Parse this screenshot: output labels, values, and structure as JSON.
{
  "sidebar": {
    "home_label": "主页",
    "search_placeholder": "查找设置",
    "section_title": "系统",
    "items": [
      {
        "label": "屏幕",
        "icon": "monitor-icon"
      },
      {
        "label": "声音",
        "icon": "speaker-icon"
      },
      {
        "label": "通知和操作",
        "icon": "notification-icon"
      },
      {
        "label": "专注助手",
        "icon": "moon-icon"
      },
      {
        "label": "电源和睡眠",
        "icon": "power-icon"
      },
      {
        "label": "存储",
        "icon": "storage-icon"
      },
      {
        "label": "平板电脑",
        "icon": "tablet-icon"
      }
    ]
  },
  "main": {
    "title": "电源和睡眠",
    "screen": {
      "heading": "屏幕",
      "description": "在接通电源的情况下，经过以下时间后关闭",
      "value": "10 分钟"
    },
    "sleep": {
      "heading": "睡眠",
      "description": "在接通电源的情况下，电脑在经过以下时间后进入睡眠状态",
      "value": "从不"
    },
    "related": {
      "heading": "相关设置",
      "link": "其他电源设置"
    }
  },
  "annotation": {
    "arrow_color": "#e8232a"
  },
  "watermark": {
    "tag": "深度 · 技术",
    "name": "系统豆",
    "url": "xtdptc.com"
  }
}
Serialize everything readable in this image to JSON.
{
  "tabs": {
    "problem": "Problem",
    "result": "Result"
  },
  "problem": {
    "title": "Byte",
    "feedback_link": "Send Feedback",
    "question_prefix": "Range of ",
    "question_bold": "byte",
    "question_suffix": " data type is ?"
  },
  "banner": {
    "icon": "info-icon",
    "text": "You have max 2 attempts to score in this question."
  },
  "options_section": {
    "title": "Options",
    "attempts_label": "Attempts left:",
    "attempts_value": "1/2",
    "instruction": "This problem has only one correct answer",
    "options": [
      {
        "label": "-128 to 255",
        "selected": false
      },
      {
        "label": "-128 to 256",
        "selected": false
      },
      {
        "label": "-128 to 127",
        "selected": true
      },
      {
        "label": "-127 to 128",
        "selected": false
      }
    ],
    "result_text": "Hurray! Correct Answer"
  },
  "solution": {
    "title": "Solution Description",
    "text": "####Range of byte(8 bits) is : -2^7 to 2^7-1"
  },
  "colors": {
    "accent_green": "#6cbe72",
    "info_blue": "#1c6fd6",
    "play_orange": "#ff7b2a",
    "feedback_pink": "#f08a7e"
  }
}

------------

EXERCISE PROMPT → Write out the data again, exactly and in full.

FULL RESPONSE →
Parse this screenshot: output labels, values, and structure as JSON.
{
  "sidebar": {
    "home_label": "主页",
    "search_placeholder": "查找设置",
    "section_title": "系统",
    "items": [
      {
        "label": "屏幕",
        "icon": "monitor-icon"
      },
      {
        "label": "声音",
        "icon": "speaker-icon"
      },
      {
        "label": "通知和操作",
        "icon": "notification-icon"
      },
      {
        "label": "专注助手",
        "icon": "moon-icon"
      },
      {
        "label": "电源和睡眠",
        "icon": "power-icon"
      },
      {
        "label": "存储",
        "icon": "storage-icon"
      },
      {
        "label": "平板电脑",
        "icon": "tablet-icon"
      }
    ]
  },
  "main": {
    "title": "电源和睡眠",
    "screen": {
      "heading": "屏幕",
      "description": "在接通电源的情况下，经过以下时间后关闭",
      "value": "10 分钟"
    },
    "sleep": {
      "heading": "睡眠",
      "description": "在接通电源的情况下，电脑在经过以下时间后进入睡眠状态",
      "value": "从不"
    },
    "related": {
      "heading": "相关设置",
      "link": "其他电源设置"
    }
  },
  "annotation": {
    "arrow_color": "#e8232a"
  },
  "watermark": {
    "tag": "深度 · 技术",
    "name": "系统豆",
    "url": "xtdptc.com"
  }
}
Serialize everything readable in this image to JSON.
{
  "tabs": {
    "problem": "Problem",
    "result": "Result"
  },
  "problem": {
    "title": "Byte",
    "feedback_link": "Send Feedback",
    "question_prefix": "Range of ",
    "question_bold": "byte",
    "question_suffix": " data type is ?"
  },
  "banner": {
    "icon": "info-icon",
    "text": "You have max 2 attempts to score in this question."
  },
  "options_section": {
    "title": "Options",
    "attempts_label": "Attempts left:",
    "attempts_value": "1/2",
    "instruction": "This problem has only one correct answer",
    "options": [
      {
        "label": "-128 to 255",
        "selected": false
      },
      {
        "label": "-128 to 256",
        "selected": false
      },
      {
        "label": "-128 to 127",
        "selected": true
      },
      {
        "label": "-127 to 128",
        "selected": false
      }
    ],
    "result_text": "Hurray! Correct Answer"
  },
  "solution": {
    "title": "Solution Description",
    "text": "####Range of byte(8 bits) is : -2^7 to 2^7-1"
  },
  "colors": {
    "accent_green": "#6cbe72",
    "info_blue": "#1c6fd6",
    "play_orange": "#ff7b2a",
    "feedback_pink": "#f08a7e"
  }
}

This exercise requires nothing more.